WORK TO COMPLETE ▸ Find each line with the string "colors" and report it.

DATA ROWS ▸
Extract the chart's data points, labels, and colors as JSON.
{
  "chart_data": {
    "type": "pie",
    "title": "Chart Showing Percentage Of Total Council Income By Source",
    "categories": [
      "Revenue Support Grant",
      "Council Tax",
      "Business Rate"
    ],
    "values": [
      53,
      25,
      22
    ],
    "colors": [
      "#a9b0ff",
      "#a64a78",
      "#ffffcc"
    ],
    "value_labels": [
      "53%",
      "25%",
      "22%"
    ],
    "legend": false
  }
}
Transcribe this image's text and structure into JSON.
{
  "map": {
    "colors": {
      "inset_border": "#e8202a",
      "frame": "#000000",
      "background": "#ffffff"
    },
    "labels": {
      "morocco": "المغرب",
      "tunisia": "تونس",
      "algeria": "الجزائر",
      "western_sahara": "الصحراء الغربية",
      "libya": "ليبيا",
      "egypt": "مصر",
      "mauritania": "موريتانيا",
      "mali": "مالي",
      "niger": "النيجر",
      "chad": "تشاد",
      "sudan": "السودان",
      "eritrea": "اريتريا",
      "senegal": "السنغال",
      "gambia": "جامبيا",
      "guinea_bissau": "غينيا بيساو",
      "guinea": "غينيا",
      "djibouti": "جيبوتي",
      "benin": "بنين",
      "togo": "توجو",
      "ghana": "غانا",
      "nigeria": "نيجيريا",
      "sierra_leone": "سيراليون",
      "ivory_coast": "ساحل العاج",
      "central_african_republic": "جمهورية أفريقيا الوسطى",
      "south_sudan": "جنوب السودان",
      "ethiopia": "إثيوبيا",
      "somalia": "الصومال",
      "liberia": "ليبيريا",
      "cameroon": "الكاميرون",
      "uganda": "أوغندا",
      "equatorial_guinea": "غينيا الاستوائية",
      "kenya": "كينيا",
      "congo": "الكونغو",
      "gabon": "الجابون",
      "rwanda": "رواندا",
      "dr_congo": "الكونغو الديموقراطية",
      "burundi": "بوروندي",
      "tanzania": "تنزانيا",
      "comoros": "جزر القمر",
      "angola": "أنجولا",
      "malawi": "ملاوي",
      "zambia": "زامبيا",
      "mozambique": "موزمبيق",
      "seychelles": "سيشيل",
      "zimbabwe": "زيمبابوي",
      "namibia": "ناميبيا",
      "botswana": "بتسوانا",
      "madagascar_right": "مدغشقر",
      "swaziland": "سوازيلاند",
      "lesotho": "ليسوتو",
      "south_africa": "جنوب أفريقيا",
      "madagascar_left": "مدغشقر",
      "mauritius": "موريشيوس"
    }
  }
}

ANSWER BELOW ▸
Extract the chart's data points, labels, and colors as JSON.
    "colors": [
    "colors": {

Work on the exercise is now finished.